Image layout annotations:
--- begin ---
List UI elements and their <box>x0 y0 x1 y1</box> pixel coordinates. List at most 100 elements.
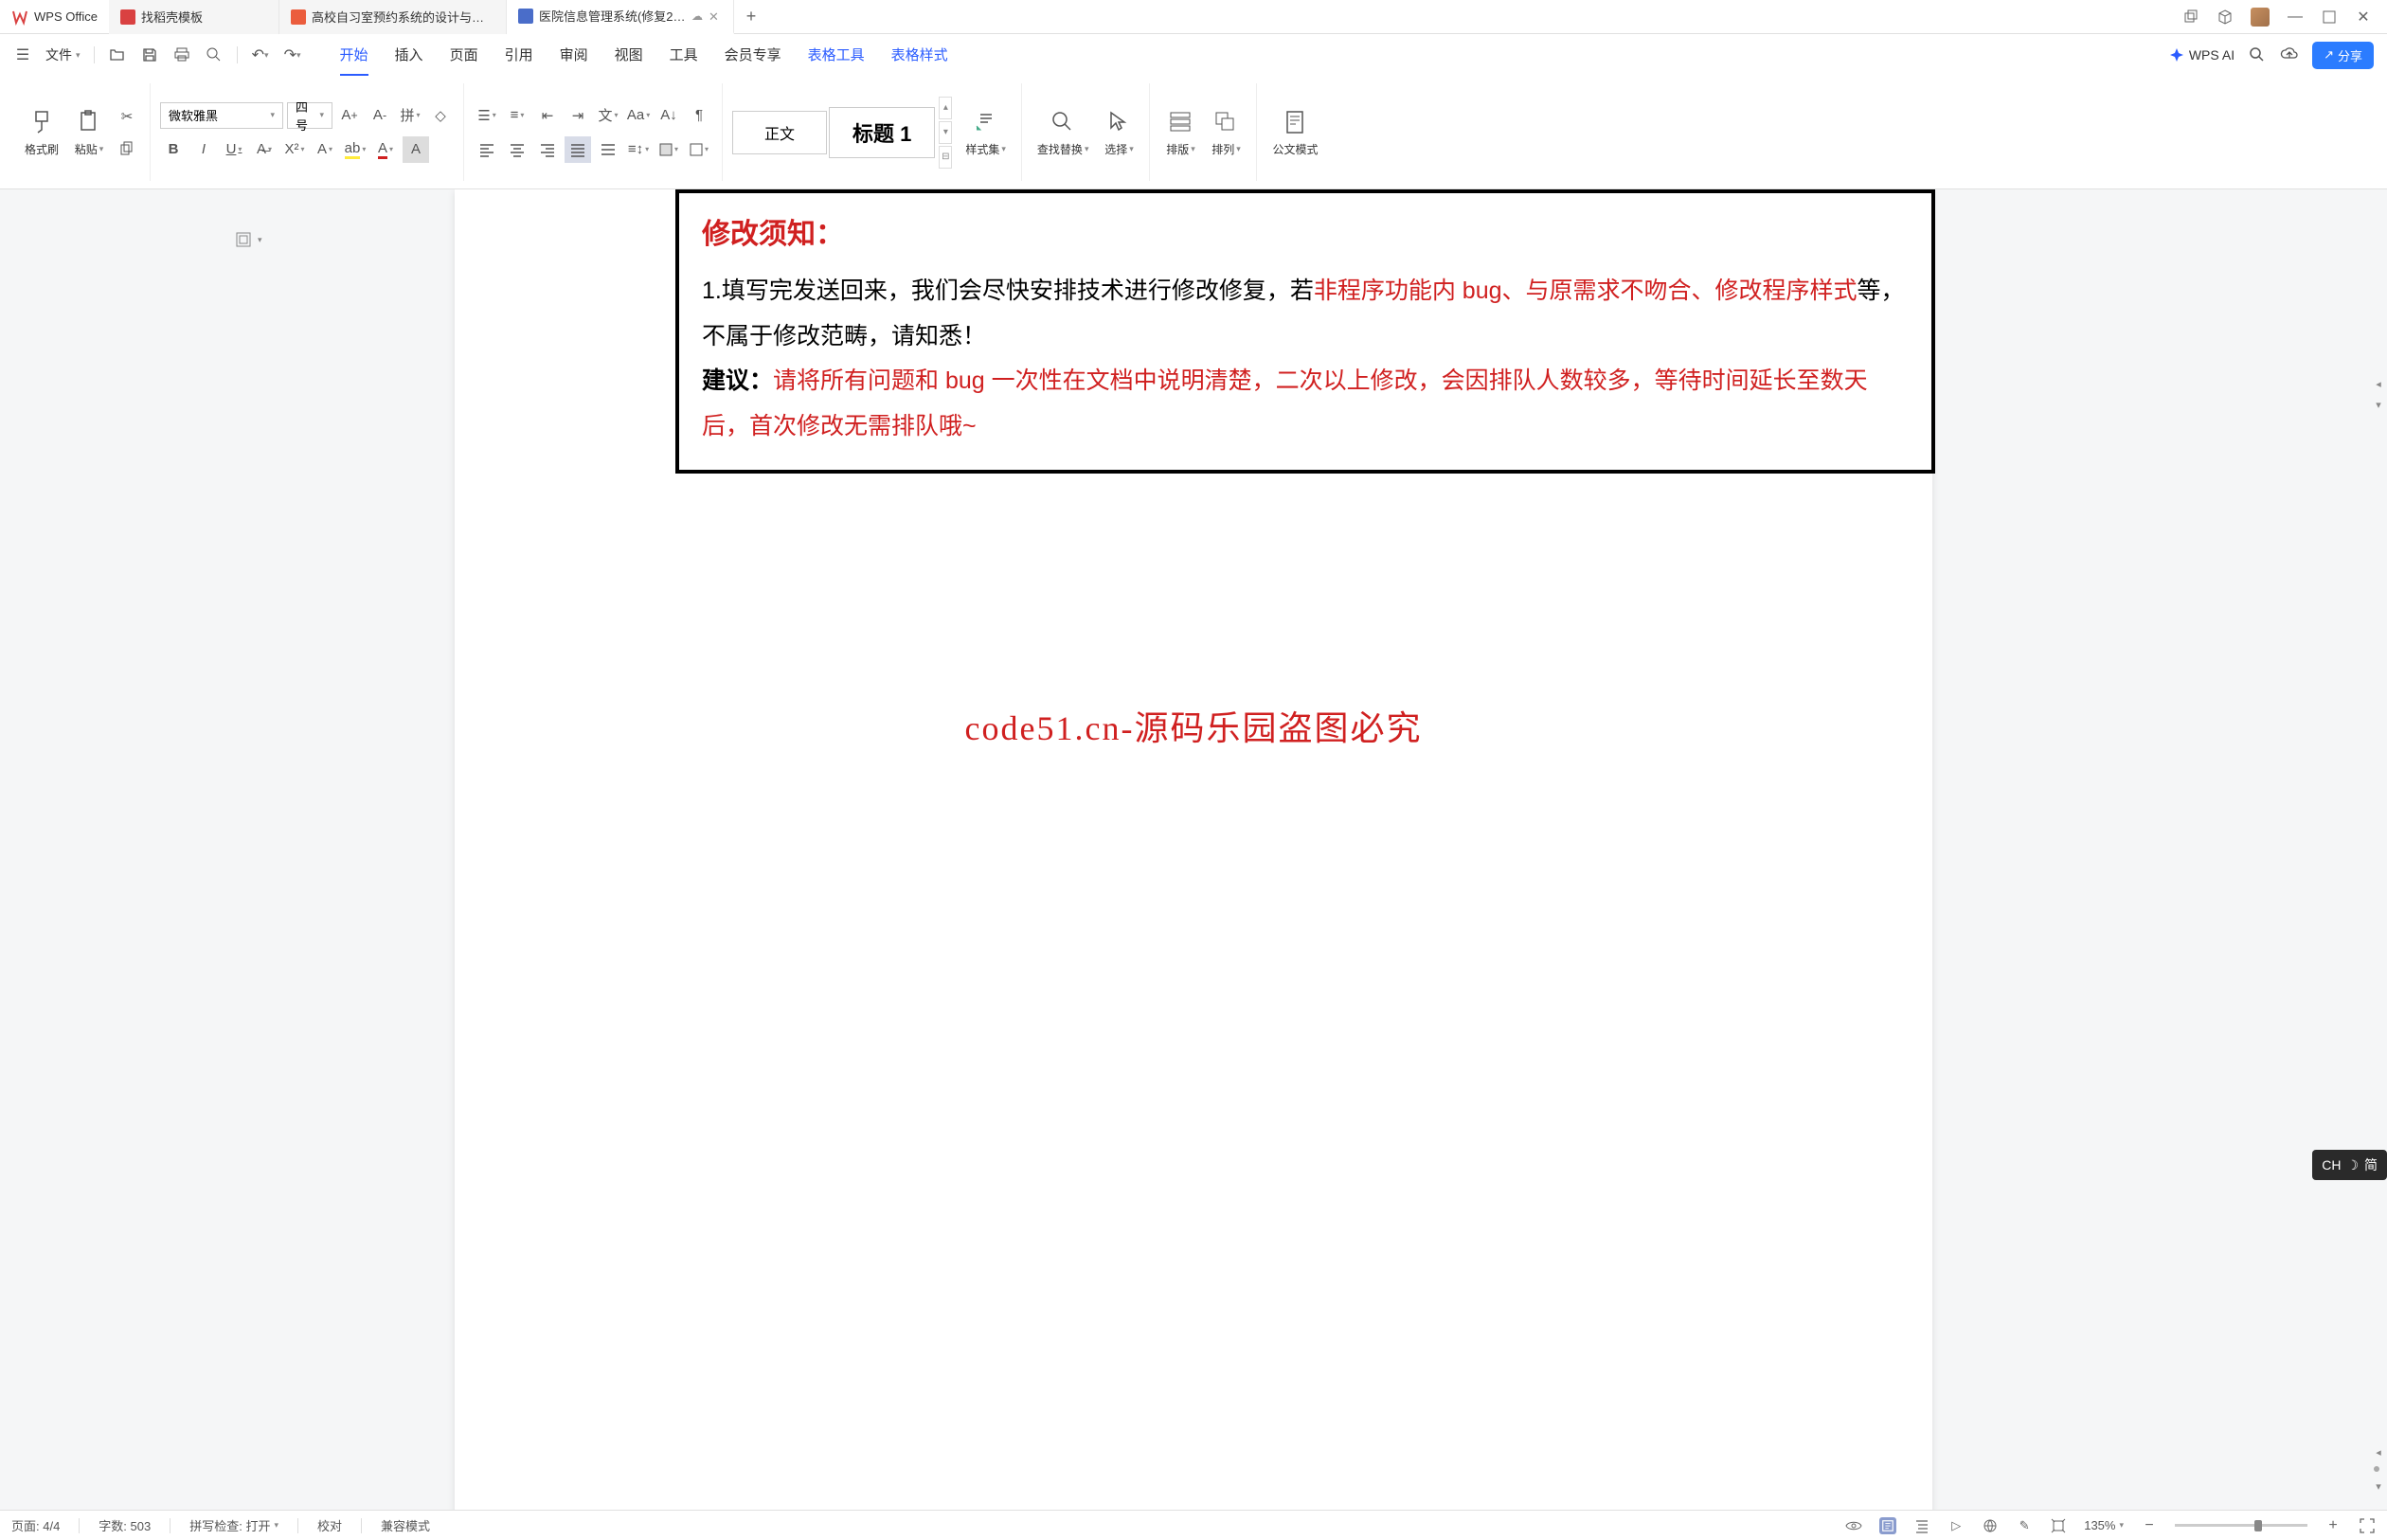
menu-tab-member[interactable]: 会员专享 <box>725 35 781 76</box>
char-shading-icon[interactable]: A <box>403 136 429 163</box>
user-avatar[interactable] <box>2251 8 2270 27</box>
scroll-down-arrow-icon[interactable]: ▾ <box>2374 400 2383 409</box>
share-button[interactable]: ↗ 分享 <box>2312 42 2374 69</box>
font-size-select[interactable]: 四号▾ <box>287 102 332 129</box>
style-expand-icon[interactable]: ⊟ <box>939 146 952 169</box>
margin-indicator[interactable]: ▾ <box>235 231 262 248</box>
maximize-icon[interactable] <box>2321 9 2338 26</box>
close-window-icon[interactable]: ✕ <box>2355 9 2372 26</box>
font-color-icon[interactable]: A <box>372 136 399 163</box>
cube-icon[interactable] <box>2216 9 2234 26</box>
format-painter-button[interactable]: 格式刷 <box>19 103 64 161</box>
close-icon[interactable]: ✕ <box>709 9 722 23</box>
increase-indent-icon[interactable]: ⇥ <box>565 102 591 129</box>
menu-tab-review[interactable]: 审阅 <box>560 35 588 76</box>
zoom-value[interactable]: 135% ▾ <box>2084 1518 2124 1532</box>
sort-icon[interactable]: A↓ <box>655 102 682 129</box>
pencil-icon[interactable]: ✎ <box>2016 1517 2033 1534</box>
decrease-indent-icon[interactable]: ⇤ <box>534 102 561 129</box>
eye-icon[interactable] <box>1845 1517 1862 1534</box>
app-logo[interactable]: WPS Office <box>0 9 109 26</box>
save-icon[interactable] <box>140 45 159 64</box>
outline-view-icon[interactable] <box>1913 1517 1930 1534</box>
copy-icon[interactable] <box>114 135 140 162</box>
redo-icon[interactable]: ↷▾ <box>283 45 302 64</box>
fit-page-icon[interactable] <box>2050 1517 2067 1534</box>
clear-format-icon[interactable]: ◇ <box>427 102 454 129</box>
menu-tab-start[interactable]: 开始 <box>340 35 368 76</box>
ime-badge[interactable]: CH ☽ 简 <box>2312 1150 2387 1180</box>
zoom-in-button[interactable]: + <box>2324 1517 2342 1534</box>
menu-tab-insert[interactable]: 插入 <box>395 35 423 76</box>
official-mode-button[interactable]: 公文模式 <box>1266 103 1323 161</box>
status-words[interactable]: 字数: 503 <box>99 1516 151 1534</box>
search-icon[interactable] <box>2248 45 2267 64</box>
bullets-icon[interactable]: ☰ <box>474 102 500 129</box>
align-right-icon[interactable] <box>534 136 561 163</box>
minimize-icon[interactable]: — <box>2287 9 2304 26</box>
strikethrough-icon[interactable]: A̶ <box>251 136 278 163</box>
scroll-option-icon[interactable]: ◂ <box>2374 379 2383 388</box>
align-center-icon[interactable] <box>504 136 530 163</box>
style-title1[interactable]: 标题 1 <box>829 107 935 158</box>
print-icon[interactable] <box>172 45 191 64</box>
page-down-icon[interactable]: ▾ <box>2374 1481 2383 1491</box>
style-up-icon[interactable]: ▴ <box>939 97 952 119</box>
menu-tab-tools[interactable]: 工具 <box>670 35 698 76</box>
menu-tab-page[interactable]: 页面 <box>450 35 478 76</box>
page-option-icon[interactable]: ◂ <box>2374 1447 2383 1457</box>
status-proofread[interactable]: 校对 <box>317 1516 342 1534</box>
borders-icon[interactable] <box>686 136 712 163</box>
style-down-icon[interactable]: ▾ <box>939 121 952 144</box>
tab-docer[interactable]: 找稻壳模板 <box>109 0 279 34</box>
new-tab-button[interactable]: + <box>734 0 768 34</box>
cloud-upload-icon[interactable] <box>2280 45 2299 64</box>
superscript-icon[interactable]: X² <box>281 136 308 163</box>
tab-word-active[interactable]: 医院信息管理系统(修复2文档 ☁ ✕ <box>507 0 734 34</box>
text-effect-icon[interactable]: A <box>312 136 338 163</box>
line-spacing-icon[interactable]: ≡↕ <box>625 136 652 163</box>
align-justify-icon[interactable] <box>565 136 591 163</box>
decrease-font-icon[interactable]: A- <box>367 102 393 129</box>
style-set-button[interactable]: 样式集▾ <box>960 103 1012 161</box>
select-button[interactable]: 选择▾ <box>1098 103 1140 161</box>
status-page[interactable]: 页面: 4/4 <box>11 1516 60 1534</box>
document-page[interactable]: 修改须知： 1.填写完发送回来，我们会尽快安排技术进行修改修复，若非程序功能内 … <box>455 189 1932 1510</box>
cut-icon[interactable]: ✂ <box>114 103 140 130</box>
menu-tab-reference[interactable]: 引用 <box>505 35 533 76</box>
bold-icon[interactable]: B <box>160 136 187 163</box>
menu-tab-view[interactable]: 视图 <box>615 35 643 76</box>
change-case-icon[interactable]: 拼 <box>397 102 423 129</box>
menu-tab-table-style[interactable]: 表格样式 <box>891 35 948 76</box>
scroll-dot[interactable] <box>2374 1466 2379 1472</box>
wps-ai-button[interactable]: WPS AI <box>2169 47 2234 63</box>
layout-button[interactable]: 排版▾ <box>1159 103 1201 161</box>
status-compat[interactable]: 兼容模式 <box>381 1516 430 1534</box>
italic-icon[interactable]: I <box>190 136 217 163</box>
window-duplicate-icon[interactable] <box>2182 9 2199 26</box>
style-body[interactable]: 正文 <box>732 111 827 154</box>
zoom-thumb[interactable] <box>2254 1520 2262 1531</box>
align-distribute-icon[interactable] <box>595 136 621 163</box>
text-direction-icon[interactable]: 文 <box>595 102 621 129</box>
underline-icon[interactable]: U <box>221 136 247 163</box>
preview-icon[interactable] <box>205 45 224 64</box>
shading-icon[interactable] <box>655 136 682 163</box>
status-spellcheck[interactable]: 拼写检查: 打开 ▾ <box>189 1516 278 1534</box>
hamburger-icon[interactable]: ☰ <box>13 45 32 64</box>
reading-view-icon[interactable]: ▷ <box>1947 1517 1965 1534</box>
zoom-out-button[interactable]: − <box>2141 1517 2158 1534</box>
asian-layout-icon[interactable]: Aa <box>625 102 652 129</box>
find-replace-button[interactable]: 查找替换▾ <box>1032 103 1095 161</box>
increase-font-icon[interactable]: A+ <box>336 102 363 129</box>
numbering-icon[interactable]: ≡ <box>504 102 530 129</box>
tab-ppt[interactable]: 高校自习室预约系统的设计与实现.pp... <box>279 0 507 34</box>
file-menu[interactable]: 文件▾ <box>45 45 81 64</box>
open-icon[interactable] <box>108 45 127 64</box>
menu-tab-table-tools[interactable]: 表格工具 <box>808 35 865 76</box>
arrange-button[interactable]: 排列▾ <box>1205 103 1247 161</box>
align-left-icon[interactable] <box>474 136 500 163</box>
font-name-select[interactable]: 微软雅黑▾ <box>160 102 283 129</box>
zoom-slider[interactable] <box>2175 1524 2307 1527</box>
show-marks-icon[interactable]: ¶ <box>686 102 712 129</box>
--- end ---
Short exercise → Please transcribe the material above line for line, with no changes, and leave the pictures out.

Complete response →
List UI elements and their <box>x0 y0 x1 y1</box> pixel coordinates. List at most 100 elements.
menu-tab-member[interactable]: 会员专享 <box>725 35 781 76</box>
char-shading-icon[interactable]: A <box>403 136 429 163</box>
user-avatar[interactable] <box>2251 8 2270 27</box>
scroll-down-arrow-icon[interactable]: ▾ <box>2374 400 2383 409</box>
share-button[interactable]: ↗ 分享 <box>2312 42 2374 69</box>
font-size-select[interactable]: 四号▾ <box>287 102 332 129</box>
style-expand-icon[interactable]: ⊟ <box>939 146 952 169</box>
margin-indicator[interactable]: ▾ <box>235 231 262 248</box>
maximize-icon[interactable] <box>2321 9 2338 26</box>
close-window-icon[interactable]: ✕ <box>2355 9 2372 26</box>
font-color-icon[interactable]: A <box>372 136 399 163</box>
cube-icon[interactable] <box>2216 9 2234 26</box>
format-painter-button[interactable]: 格式刷 <box>19 103 64 161</box>
close-icon[interactable]: ✕ <box>709 9 722 23</box>
increase-indent-icon[interactable]: ⇥ <box>565 102 591 129</box>
menu-tab-review[interactable]: 审阅 <box>560 35 588 76</box>
zoom-value[interactable]: 135% ▾ <box>2084 1518 2124 1532</box>
sort-icon[interactable]: A↓ <box>655 102 682 129</box>
pencil-icon[interactable]: ✎ <box>2016 1517 2033 1534</box>
decrease-indent-icon[interactable]: ⇤ <box>534 102 561 129</box>
eye-icon[interactable] <box>1845 1517 1862 1534</box>
app-logo[interactable]: WPS Office <box>0 9 109 26</box>
save-icon[interactable] <box>140 45 159 64</box>
outline-view-icon[interactable] <box>1913 1517 1930 1534</box>
copy-icon[interactable] <box>114 135 140 162</box>
redo-icon[interactable]: ↷▾ <box>283 45 302 64</box>
fit-page-icon[interactable] <box>2050 1517 2067 1534</box>
clear-format-icon[interactable]: ◇ <box>427 102 454 129</box>
menu-tab-start[interactable]: 开始 <box>340 35 368 76</box>
ime-badge[interactable]: CH ☽ 简 <box>2312 1150 2387 1180</box>
zoom-in-button[interactable]: + <box>2324 1517 2342 1534</box>
menu-tab-insert[interactable]: 插入 <box>395 35 423 76</box>
official-mode-button[interactable]: 公文模式 <box>1266 103 1323 161</box>
status-words[interactable]: 字数: 503 <box>99 1516 151 1534</box>
search-icon[interactable] <box>2248 45 2267 64</box>
bullets-icon[interactable]: ☰ <box>474 102 500 129</box>
align-right-icon[interactable] <box>534 136 561 163</box>
minimize-icon[interactable]: — <box>2287 9 2304 26</box>
strikethrough-icon[interactable]: A̶ <box>251 136 278 163</box>
scroll-option-icon[interactable]: ◂ <box>2374 379 2383 388</box>
align-center-icon[interactable] <box>504 136 530 163</box>
style-title1[interactable]: 标题 1 <box>829 107 935 158</box>
print-icon[interactable] <box>172 45 191 64</box>
page-down-icon[interactable]: ▾ <box>2374 1481 2383 1491</box>
style-up-icon[interactable]: ▴ <box>939 97 952 119</box>
menu-tab-tools[interactable]: 工具 <box>670 35 698 76</box>
menu-tab-page[interactable]: 页面 <box>450 35 478 76</box>
page-option-icon[interactable]: ◂ <box>2374 1447 2383 1457</box>
status-proofread[interactable]: 校对 <box>317 1516 342 1534</box>
borders-icon[interactable] <box>686 136 712 163</box>
style-down-icon[interactable]: ▾ <box>939 121 952 144</box>
tab-docer[interactable]: 找稻壳模板 <box>109 0 279 34</box>
new-tab-button[interactable]: + <box>734 0 768 34</box>
cloud-upload-icon[interactable] <box>2280 45 2299 64</box>
superscript-icon[interactable]: X² <box>281 136 308 163</box>
tab-word-active[interactable]: 医院信息管理系统(修复2文档 ☁ ✕ <box>507 0 734 34</box>
text-effect-icon[interactable]: A <box>312 136 338 163</box>
line-spacing-icon[interactable]: ≡↕ <box>625 136 652 163</box>
align-justify-icon[interactable] <box>565 136 591 163</box>
decrease-font-icon[interactable]: A- <box>367 102 393 129</box>
style-set-button[interactable]: 样式集▾ <box>960 103 1012 161</box>
select-button[interactable]: 选择▾ <box>1098 103 1140 161</box>
status-page[interactable]: 页面: 4/4 <box>11 1516 60 1534</box>
document-page[interactable]: 修改须知： 1.填写完发送回来，我们会尽快安排技术进行修改修复，若非程序功能内 … <box>455 189 1932 1510</box>
cut-icon[interactable]: ✂ <box>114 103 140 130</box>
menu-tab-reference[interactable]: 引用 <box>505 35 533 76</box>
bold-icon[interactable]: B <box>160 136 187 163</box>
menu-tab-view[interactable]: 视图 <box>615 35 643 76</box>
change-case-icon[interactable]: 拼 <box>397 102 423 129</box>
menu-tab-table-style[interactable]: 表格样式 <box>891 35 948 76</box>
scroll-dot[interactable] <box>2374 1466 2379 1472</box>
wps-ai-button[interactable]: WPS AI <box>2169 47 2234 63</box>
layout-button[interactable]: 排版▾ <box>1159 103 1201 161</box>
status-compat[interactable]: 兼容模式 <box>381 1516 430 1534</box>
italic-icon[interactable]: I <box>190 136 217 163</box>
window-duplicate-icon[interactable] <box>2182 9 2199 26</box>
style-body[interactable]: 正文 <box>732 111 827 154</box>
zoom-thumb[interactable] <box>2254 1520 2262 1531</box>
align-distribute-icon[interactable] <box>595 136 621 163</box>
text-direction-icon[interactable]: 文 <box>595 102 621 129</box>
underline-icon[interactable]: U <box>221 136 247 163</box>
preview-icon[interactable] <box>205 45 224 64</box>
shading-icon[interactable] <box>655 136 682 163</box>
status-spellcheck[interactable]: 拼写检查: 打开 ▾ <box>189 1516 278 1534</box>
hamburger-icon[interactable]: ☰ <box>13 45 32 64</box>
reading-view-icon[interactable]: ▷ <box>1947 1517 1965 1534</box>
zoom-out-button[interactable]: − <box>2141 1517 2158 1534</box>
asian-layout-icon[interactable]: Aa <box>625 102 652 129</box>
find-replace-button[interactable]: 查找替换▾ <box>1032 103 1095 161</box>
increase-font-icon[interactable]: A+ <box>336 102 363 129</box>
numbering-icon[interactable]: ≡ <box>504 102 530 129</box>
tab-ppt[interactable]: 高校自习室预约系统的设计与实现.pp... <box>279 0 507 34</box>
file-menu[interactable]: 文件▾ <box>45 45 81 64</box>
open-icon[interactable] <box>108 45 127 64</box>
menu-tab-table-tools[interactable]: 表格工具 <box>808 35 865 76</box>
arrange-button[interactable]: 排列▾ <box>1205 103 1247 161</box>
align-left-icon[interactable] <box>474 136 500 163</box>
font-name-select[interactable]: 微软雅黑▾ <box>160 102 283 129</box>
zoom-slider[interactable] <box>2175 1524 2307 1527</box>
show-marks-icon[interactable]: ¶ <box>686 102 712 129</box>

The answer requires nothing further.